_Written exercise_
Pick out all lines of the entries that include the word "जभवन" and copy them.

_Records supplied_
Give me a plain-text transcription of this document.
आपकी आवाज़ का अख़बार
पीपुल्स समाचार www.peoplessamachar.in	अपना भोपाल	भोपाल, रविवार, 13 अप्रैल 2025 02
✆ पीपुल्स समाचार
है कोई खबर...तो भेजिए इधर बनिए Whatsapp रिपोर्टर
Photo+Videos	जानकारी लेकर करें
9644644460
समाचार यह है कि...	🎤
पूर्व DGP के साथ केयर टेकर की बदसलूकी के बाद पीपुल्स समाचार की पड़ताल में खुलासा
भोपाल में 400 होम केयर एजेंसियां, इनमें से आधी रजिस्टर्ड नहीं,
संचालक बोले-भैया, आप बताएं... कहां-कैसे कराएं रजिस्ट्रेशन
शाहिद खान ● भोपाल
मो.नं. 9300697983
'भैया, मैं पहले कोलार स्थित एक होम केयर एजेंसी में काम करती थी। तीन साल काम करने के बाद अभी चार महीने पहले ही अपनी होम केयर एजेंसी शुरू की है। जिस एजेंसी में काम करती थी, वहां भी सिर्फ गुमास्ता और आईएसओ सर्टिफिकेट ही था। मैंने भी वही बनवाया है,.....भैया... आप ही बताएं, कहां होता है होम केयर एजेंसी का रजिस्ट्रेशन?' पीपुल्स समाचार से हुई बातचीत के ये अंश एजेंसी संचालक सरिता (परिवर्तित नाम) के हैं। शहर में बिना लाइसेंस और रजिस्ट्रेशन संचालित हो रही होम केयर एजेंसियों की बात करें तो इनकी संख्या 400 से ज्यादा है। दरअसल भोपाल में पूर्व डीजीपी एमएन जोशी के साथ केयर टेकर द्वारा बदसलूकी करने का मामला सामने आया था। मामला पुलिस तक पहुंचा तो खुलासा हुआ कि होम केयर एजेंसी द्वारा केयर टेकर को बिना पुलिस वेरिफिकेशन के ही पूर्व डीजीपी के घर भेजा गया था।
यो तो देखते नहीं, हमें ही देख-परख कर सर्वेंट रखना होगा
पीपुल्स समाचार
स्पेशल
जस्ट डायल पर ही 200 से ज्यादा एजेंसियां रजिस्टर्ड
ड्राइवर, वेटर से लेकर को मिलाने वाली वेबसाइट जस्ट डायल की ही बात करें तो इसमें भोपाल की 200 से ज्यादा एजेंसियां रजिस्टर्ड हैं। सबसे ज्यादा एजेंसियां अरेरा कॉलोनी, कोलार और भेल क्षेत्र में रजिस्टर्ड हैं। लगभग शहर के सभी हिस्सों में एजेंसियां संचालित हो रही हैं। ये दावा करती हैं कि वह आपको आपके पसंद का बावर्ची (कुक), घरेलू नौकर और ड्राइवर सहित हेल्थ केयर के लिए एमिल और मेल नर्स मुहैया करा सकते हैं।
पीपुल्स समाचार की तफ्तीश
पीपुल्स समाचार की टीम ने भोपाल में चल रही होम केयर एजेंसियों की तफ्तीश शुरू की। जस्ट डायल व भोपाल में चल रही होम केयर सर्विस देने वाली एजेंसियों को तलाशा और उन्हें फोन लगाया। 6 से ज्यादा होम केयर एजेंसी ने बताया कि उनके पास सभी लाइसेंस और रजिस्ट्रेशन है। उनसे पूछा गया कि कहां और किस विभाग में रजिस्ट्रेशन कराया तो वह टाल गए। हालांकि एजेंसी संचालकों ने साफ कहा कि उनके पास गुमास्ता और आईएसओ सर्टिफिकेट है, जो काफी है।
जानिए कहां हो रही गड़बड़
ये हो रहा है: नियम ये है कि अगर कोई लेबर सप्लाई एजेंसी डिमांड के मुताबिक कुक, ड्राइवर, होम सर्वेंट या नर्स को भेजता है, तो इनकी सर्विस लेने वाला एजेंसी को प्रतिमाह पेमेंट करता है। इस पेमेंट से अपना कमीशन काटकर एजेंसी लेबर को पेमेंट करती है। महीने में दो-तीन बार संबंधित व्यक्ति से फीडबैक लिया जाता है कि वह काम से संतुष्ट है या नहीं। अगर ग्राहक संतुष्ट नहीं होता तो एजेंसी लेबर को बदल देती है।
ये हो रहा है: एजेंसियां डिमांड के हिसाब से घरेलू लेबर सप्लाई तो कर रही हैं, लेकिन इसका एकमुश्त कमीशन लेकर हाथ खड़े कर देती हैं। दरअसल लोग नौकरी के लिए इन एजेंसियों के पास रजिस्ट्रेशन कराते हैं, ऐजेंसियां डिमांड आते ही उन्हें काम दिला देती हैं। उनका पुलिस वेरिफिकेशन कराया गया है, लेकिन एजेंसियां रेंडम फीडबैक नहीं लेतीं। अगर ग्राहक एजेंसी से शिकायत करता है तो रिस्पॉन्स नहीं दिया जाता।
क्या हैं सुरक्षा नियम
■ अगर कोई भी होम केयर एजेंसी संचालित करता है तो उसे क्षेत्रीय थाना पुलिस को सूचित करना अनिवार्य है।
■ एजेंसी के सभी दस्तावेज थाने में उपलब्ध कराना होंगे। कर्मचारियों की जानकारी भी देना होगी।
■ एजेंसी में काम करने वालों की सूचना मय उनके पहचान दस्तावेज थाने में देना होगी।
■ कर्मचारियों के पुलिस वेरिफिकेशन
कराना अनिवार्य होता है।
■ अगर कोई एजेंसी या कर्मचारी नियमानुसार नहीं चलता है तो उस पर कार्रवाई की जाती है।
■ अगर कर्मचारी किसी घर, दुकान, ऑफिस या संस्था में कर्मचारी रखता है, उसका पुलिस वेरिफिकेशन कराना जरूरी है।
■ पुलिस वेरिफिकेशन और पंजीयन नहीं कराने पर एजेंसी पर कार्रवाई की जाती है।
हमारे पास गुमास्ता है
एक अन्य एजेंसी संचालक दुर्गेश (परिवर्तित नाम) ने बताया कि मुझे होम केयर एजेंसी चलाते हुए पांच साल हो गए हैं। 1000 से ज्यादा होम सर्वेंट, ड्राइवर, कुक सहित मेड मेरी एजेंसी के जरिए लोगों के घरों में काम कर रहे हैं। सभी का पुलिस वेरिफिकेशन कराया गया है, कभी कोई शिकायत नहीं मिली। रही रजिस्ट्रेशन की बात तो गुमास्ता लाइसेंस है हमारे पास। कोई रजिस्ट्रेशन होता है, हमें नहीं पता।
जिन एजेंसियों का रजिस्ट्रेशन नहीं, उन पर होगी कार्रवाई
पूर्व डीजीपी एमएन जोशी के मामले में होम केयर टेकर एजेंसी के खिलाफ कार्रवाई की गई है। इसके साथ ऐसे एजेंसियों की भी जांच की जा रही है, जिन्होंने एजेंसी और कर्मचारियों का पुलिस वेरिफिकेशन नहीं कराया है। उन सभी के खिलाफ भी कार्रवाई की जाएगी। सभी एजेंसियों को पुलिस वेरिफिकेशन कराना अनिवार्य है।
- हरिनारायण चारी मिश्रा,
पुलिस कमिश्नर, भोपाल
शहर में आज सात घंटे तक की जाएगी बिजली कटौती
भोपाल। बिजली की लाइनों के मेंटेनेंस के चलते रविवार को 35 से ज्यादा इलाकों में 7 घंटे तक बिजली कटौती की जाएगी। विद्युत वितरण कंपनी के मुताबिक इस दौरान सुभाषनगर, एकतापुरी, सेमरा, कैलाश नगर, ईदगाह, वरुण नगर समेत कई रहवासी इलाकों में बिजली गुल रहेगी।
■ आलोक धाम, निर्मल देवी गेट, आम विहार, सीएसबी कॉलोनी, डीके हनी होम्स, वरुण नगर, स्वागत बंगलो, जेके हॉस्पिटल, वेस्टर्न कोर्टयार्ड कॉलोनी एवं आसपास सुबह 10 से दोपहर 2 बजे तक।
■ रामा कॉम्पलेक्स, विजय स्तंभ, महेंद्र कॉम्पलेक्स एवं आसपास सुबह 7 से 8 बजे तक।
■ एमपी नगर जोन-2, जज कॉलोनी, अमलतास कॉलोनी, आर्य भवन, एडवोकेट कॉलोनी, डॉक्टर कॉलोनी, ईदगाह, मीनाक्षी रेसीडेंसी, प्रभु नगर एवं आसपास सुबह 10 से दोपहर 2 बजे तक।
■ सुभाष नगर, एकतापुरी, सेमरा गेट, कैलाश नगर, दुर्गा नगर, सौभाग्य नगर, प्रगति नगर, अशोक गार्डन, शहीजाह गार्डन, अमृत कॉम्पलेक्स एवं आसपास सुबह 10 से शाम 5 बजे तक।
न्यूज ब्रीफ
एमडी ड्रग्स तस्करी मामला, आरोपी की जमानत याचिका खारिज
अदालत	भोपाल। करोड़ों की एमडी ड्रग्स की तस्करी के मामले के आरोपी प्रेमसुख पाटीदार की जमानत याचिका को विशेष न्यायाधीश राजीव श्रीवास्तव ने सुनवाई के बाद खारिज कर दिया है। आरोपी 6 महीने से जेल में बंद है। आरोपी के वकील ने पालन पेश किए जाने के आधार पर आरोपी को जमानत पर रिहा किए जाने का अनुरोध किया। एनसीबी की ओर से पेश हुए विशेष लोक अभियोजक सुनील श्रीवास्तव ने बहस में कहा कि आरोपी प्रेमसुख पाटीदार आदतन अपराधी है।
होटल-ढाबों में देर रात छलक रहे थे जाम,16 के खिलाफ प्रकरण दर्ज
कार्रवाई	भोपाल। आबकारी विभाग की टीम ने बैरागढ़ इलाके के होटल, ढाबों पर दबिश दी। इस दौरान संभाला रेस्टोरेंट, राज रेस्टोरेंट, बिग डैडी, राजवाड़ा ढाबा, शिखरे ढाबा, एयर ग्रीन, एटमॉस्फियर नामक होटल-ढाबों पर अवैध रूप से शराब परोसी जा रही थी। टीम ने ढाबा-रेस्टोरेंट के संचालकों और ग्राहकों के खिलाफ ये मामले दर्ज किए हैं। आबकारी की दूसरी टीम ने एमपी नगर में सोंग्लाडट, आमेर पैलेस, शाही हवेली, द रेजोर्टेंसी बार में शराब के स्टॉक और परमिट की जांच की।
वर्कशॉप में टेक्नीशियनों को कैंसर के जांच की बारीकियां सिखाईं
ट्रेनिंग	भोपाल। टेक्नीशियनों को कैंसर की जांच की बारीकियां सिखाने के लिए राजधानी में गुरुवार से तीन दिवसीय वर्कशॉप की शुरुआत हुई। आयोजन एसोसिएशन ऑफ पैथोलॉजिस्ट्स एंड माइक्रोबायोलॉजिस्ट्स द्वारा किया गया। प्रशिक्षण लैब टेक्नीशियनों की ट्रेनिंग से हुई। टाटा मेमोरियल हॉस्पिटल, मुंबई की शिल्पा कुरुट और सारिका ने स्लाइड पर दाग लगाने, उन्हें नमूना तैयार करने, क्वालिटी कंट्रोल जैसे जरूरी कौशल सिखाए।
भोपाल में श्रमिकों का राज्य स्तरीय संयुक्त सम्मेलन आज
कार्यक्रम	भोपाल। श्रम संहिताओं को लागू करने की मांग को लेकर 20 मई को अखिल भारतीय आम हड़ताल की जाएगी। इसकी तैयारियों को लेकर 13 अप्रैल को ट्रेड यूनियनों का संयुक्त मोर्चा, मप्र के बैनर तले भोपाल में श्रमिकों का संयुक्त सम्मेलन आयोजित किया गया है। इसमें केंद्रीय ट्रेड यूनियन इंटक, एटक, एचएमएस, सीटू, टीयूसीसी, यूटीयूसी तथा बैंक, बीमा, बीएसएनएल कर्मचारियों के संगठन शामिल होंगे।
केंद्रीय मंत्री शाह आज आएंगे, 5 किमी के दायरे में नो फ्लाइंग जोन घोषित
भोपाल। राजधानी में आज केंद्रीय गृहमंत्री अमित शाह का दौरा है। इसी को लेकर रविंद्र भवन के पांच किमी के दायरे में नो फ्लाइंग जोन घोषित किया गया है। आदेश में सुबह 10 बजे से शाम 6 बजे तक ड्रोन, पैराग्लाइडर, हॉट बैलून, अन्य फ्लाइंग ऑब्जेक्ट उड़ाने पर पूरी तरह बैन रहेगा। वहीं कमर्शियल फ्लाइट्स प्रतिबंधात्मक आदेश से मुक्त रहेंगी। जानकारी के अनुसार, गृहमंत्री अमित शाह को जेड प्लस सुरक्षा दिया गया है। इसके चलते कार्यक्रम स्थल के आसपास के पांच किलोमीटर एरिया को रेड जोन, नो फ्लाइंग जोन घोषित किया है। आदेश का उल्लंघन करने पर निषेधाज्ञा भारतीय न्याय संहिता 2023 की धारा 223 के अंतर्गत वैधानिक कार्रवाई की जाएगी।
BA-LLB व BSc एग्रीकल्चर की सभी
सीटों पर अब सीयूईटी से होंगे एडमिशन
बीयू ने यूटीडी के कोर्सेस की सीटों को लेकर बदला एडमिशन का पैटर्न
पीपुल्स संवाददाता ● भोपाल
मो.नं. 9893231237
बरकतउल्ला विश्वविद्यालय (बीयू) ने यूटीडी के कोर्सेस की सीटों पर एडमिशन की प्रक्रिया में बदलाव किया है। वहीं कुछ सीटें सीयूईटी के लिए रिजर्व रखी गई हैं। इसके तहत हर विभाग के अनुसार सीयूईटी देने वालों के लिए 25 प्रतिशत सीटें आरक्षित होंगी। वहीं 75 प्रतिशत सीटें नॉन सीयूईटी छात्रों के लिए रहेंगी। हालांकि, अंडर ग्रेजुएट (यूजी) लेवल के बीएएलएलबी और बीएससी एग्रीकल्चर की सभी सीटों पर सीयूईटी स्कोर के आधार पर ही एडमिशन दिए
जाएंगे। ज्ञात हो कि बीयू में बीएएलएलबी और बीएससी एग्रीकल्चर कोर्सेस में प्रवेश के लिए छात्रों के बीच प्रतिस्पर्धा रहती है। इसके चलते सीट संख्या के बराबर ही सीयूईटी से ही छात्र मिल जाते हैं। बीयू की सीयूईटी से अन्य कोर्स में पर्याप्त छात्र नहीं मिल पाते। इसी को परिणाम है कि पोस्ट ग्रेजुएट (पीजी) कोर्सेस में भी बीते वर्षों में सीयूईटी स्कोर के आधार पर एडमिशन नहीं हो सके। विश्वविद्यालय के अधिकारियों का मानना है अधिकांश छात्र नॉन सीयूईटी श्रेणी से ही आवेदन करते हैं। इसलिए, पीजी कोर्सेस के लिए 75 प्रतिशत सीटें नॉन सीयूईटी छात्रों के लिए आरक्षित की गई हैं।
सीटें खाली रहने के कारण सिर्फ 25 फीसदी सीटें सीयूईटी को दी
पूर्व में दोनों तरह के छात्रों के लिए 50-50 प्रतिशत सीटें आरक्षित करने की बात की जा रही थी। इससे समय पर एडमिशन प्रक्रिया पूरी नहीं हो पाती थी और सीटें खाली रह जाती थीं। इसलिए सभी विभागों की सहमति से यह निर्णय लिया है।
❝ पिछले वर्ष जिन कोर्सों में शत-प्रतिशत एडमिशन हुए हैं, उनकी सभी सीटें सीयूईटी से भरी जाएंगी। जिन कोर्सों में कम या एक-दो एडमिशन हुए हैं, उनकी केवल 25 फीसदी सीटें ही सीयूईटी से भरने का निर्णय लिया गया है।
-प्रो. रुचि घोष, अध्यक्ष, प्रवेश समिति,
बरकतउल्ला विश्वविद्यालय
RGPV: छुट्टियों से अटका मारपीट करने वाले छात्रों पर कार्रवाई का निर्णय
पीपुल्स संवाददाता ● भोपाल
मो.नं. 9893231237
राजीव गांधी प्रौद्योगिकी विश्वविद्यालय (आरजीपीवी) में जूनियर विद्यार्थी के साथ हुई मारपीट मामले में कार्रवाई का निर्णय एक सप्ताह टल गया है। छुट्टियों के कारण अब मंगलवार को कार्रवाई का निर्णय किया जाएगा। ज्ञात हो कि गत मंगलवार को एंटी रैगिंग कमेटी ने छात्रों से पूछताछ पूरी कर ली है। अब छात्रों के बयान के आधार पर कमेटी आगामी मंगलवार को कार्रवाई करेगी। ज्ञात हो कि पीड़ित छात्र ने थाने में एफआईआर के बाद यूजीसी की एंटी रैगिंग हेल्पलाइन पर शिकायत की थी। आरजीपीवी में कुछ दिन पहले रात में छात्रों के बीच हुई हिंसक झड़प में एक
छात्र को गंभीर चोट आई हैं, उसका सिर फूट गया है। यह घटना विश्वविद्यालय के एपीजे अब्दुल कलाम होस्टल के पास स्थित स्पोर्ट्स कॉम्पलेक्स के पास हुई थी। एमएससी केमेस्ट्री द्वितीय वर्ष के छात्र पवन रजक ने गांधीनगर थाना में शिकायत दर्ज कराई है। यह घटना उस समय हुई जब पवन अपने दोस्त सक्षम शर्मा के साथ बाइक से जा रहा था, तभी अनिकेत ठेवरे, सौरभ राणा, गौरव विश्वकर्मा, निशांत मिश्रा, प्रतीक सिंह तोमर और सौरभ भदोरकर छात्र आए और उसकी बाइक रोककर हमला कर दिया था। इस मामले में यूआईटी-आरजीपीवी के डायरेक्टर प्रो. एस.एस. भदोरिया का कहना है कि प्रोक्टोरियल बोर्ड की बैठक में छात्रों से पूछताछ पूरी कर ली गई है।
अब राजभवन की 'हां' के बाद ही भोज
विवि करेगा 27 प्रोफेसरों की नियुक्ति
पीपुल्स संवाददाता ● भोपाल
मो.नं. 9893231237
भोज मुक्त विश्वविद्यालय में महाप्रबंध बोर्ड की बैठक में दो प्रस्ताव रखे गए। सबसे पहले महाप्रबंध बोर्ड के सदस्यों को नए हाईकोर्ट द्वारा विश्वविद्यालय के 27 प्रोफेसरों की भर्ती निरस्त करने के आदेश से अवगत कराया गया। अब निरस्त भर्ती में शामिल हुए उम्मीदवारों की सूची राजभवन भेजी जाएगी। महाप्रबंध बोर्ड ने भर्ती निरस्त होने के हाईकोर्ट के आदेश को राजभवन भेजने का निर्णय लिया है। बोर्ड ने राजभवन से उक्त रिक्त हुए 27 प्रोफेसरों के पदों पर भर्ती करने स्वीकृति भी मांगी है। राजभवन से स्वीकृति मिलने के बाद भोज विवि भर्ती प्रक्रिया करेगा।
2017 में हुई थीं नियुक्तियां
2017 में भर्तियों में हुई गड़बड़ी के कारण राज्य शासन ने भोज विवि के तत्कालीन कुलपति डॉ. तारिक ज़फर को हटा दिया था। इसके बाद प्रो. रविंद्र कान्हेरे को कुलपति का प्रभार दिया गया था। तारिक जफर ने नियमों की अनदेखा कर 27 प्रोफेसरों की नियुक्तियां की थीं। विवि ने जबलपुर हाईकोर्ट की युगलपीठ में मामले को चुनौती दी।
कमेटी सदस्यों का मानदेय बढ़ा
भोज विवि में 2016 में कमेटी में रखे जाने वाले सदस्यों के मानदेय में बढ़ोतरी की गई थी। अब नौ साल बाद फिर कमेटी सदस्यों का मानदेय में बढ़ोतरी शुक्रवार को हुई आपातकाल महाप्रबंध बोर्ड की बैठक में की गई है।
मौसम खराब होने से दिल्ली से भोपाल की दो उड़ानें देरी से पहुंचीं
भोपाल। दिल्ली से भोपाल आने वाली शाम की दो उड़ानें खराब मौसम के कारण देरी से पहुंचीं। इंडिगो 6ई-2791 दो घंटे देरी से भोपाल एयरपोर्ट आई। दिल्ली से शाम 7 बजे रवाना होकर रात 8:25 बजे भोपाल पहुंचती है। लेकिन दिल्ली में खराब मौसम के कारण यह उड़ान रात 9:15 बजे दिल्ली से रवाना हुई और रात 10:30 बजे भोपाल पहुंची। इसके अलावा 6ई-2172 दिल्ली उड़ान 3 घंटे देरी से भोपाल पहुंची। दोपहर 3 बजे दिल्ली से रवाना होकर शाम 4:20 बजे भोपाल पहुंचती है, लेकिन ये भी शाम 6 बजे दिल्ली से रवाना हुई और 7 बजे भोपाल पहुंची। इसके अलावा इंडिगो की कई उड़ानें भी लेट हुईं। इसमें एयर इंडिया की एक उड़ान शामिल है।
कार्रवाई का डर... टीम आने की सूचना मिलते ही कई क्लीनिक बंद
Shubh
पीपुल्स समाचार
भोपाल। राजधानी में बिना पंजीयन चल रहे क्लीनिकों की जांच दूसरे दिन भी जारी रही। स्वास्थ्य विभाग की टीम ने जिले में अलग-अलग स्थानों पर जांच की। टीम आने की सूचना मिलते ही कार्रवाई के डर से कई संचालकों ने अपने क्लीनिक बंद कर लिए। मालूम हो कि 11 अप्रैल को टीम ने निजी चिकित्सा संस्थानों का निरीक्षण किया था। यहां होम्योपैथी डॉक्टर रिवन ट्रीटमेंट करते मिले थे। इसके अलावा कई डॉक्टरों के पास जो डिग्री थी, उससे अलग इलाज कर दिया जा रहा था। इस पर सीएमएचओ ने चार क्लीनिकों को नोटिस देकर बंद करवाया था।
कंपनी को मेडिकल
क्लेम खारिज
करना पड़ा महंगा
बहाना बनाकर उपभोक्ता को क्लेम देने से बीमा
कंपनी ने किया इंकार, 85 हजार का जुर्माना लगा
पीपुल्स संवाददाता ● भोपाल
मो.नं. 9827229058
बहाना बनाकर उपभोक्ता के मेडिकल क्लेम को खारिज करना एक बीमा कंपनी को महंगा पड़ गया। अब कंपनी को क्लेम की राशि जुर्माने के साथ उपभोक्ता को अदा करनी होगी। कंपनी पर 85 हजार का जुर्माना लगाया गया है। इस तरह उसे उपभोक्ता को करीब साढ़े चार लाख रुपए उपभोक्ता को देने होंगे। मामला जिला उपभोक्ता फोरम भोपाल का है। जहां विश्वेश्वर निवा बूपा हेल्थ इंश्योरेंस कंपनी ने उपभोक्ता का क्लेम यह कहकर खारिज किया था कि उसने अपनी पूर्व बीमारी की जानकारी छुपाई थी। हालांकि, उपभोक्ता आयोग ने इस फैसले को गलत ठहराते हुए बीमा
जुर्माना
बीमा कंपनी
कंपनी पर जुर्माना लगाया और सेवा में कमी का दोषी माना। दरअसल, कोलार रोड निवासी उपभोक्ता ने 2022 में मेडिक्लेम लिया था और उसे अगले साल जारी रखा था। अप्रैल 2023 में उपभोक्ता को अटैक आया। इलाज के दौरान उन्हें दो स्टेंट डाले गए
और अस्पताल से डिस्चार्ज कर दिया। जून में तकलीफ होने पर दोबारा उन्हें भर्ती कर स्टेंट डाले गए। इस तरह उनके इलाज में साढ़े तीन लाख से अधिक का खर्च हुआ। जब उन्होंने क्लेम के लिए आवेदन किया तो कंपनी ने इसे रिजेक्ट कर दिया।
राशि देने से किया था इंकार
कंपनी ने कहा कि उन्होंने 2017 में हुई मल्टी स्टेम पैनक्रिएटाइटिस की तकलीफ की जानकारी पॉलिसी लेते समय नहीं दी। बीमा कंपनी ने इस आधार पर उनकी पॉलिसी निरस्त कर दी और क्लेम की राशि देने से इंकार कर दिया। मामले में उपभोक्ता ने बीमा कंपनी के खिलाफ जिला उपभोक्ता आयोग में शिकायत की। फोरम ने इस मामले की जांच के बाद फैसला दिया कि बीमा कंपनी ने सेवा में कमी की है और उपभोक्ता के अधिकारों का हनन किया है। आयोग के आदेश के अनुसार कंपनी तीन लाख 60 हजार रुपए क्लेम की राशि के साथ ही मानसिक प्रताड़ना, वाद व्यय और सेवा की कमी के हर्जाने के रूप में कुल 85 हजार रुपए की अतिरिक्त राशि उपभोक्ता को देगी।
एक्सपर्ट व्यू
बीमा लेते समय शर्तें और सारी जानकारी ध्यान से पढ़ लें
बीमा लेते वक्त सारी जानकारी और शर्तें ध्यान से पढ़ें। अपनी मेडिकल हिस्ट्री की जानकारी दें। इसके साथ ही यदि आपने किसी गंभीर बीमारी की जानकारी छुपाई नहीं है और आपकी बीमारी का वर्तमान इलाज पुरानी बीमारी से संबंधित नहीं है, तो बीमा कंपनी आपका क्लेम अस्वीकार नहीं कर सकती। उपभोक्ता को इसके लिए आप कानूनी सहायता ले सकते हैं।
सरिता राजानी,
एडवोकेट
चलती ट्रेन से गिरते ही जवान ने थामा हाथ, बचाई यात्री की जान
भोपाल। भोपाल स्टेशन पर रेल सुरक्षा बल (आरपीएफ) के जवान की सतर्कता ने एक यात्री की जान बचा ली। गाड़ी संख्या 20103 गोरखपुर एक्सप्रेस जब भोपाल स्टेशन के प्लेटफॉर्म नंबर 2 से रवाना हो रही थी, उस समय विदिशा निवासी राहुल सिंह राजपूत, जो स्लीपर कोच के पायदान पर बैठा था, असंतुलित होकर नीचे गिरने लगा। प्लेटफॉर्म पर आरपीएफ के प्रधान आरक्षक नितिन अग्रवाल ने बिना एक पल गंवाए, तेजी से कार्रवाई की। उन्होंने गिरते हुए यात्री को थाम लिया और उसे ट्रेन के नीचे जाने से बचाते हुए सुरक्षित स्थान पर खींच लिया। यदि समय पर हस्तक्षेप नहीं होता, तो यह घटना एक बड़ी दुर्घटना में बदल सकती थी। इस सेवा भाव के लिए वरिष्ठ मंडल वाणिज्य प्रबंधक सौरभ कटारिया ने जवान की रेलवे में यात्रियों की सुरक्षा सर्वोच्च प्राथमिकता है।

_Right answer_
अब राजभवन की 'हां' के बाद ही भोज
भोज मुक्त विश्वविद्यालय में महाप्रबंध बोर्ड की बैठक में दो प्रस्ताव रखे गए। सबसे पहले महाप्रबंध बोर्ड के सदस्यों को नए हाईकोर्ट द्वारा विश्वविद्यालय के 27 प्रोफेसरों की भर्ती निरस्त करने के आदेश से अवगत कराया गया। अब निरस्त भर्ती में शामिल हुए उम्मीदवारों की सूची राजभवन भेजी जाएगी। महाप्रबंध बोर्ड ने भर्ती निरस्त होने के हाईकोर्ट के आदेश को राजभवन भेजने का निर्णय लिया है। बोर्ड ने राजभवन से उक्त रिक्त हुए 27 प्रोफेसरों के पदों पर भर्ती करने स्वीकृति भी मांगी है। राजभवन से स्वीकृति मिलने के बाद भोज विवि भर्ती प्रक्रिया करेगा।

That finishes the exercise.